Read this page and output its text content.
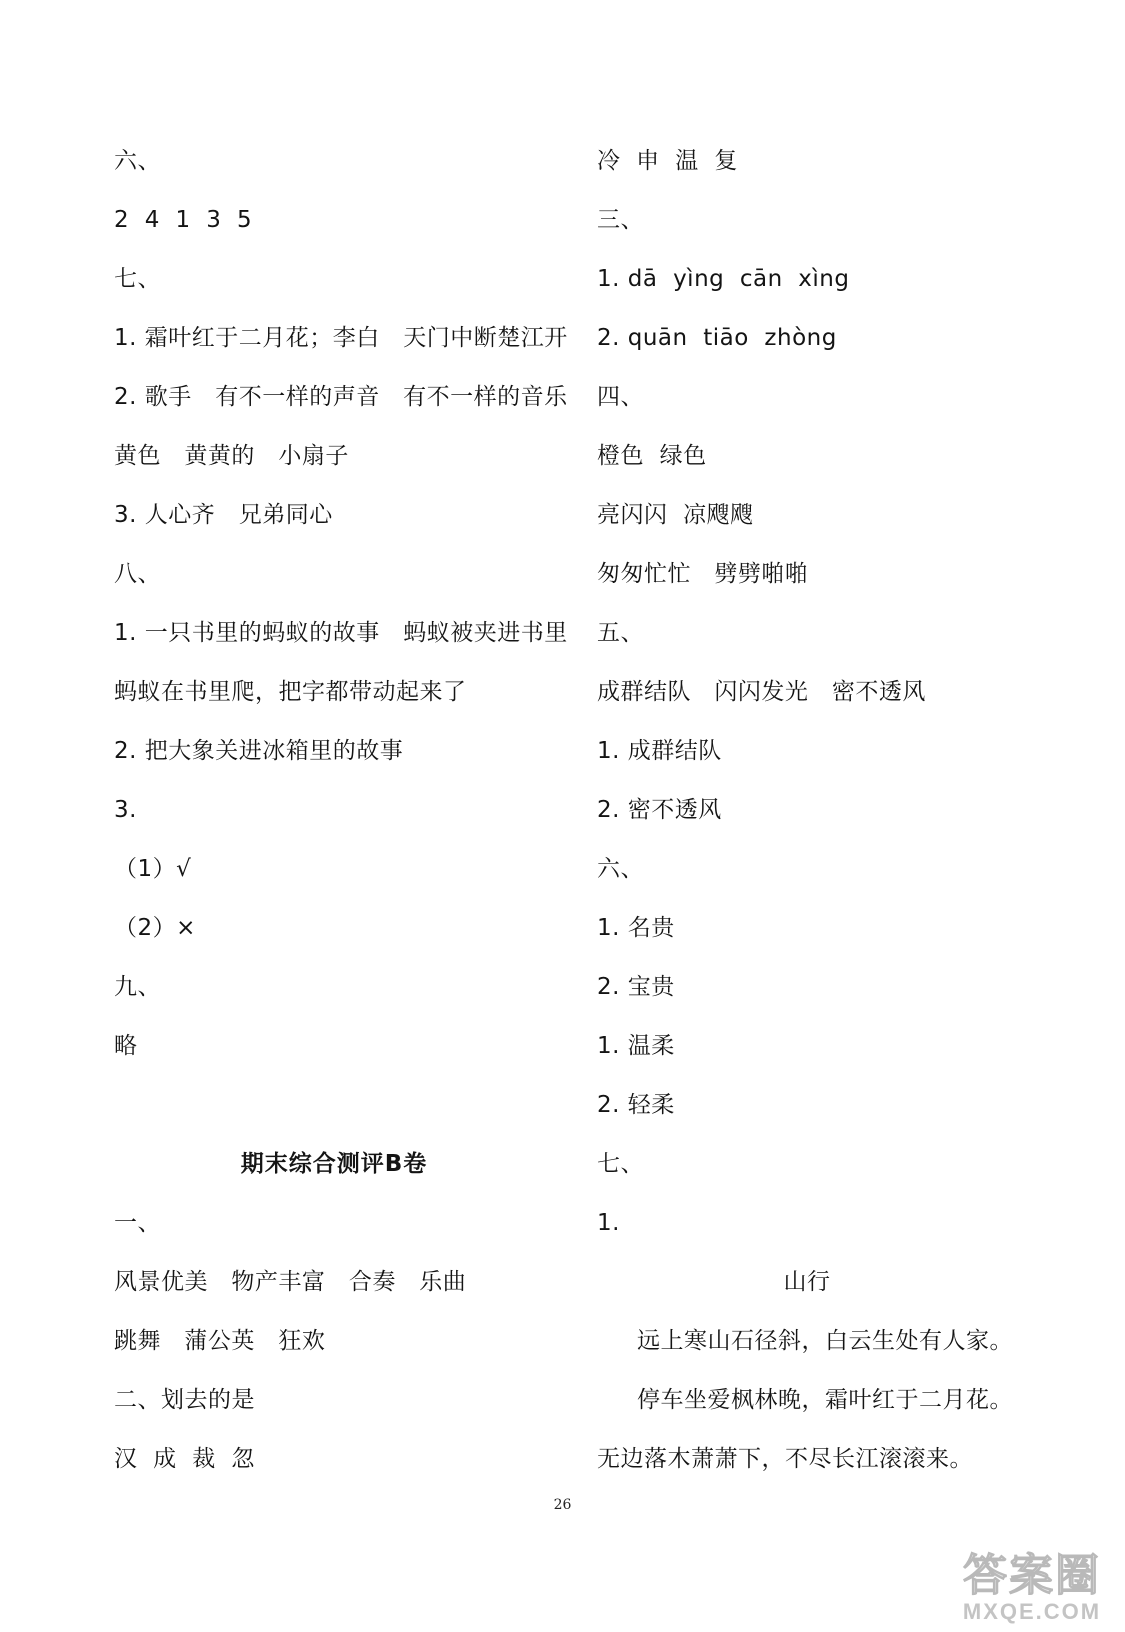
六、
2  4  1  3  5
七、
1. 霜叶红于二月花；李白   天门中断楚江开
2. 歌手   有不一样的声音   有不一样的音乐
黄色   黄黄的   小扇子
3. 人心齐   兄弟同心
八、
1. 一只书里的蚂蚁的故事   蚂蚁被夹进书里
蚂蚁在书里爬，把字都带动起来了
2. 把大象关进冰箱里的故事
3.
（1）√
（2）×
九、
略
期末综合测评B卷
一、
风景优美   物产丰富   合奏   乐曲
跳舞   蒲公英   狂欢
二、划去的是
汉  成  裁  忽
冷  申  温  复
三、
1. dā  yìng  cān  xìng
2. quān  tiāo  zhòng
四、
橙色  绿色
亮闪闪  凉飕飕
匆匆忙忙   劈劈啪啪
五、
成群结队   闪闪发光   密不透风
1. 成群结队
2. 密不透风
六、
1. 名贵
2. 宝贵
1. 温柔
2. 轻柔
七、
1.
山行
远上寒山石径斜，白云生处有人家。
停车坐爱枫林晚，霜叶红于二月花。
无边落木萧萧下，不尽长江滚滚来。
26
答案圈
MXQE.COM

========================

EXERCISE PROMPT: Which lines hold the string "霜叶红于二月花"? Copy all of them from the data above.

OUTPUT OF THE EXERCISE:
1. 霜叶红于二月花；李白   天门中断楚江开
停车坐爱枫林晚，霜叶红于二月花。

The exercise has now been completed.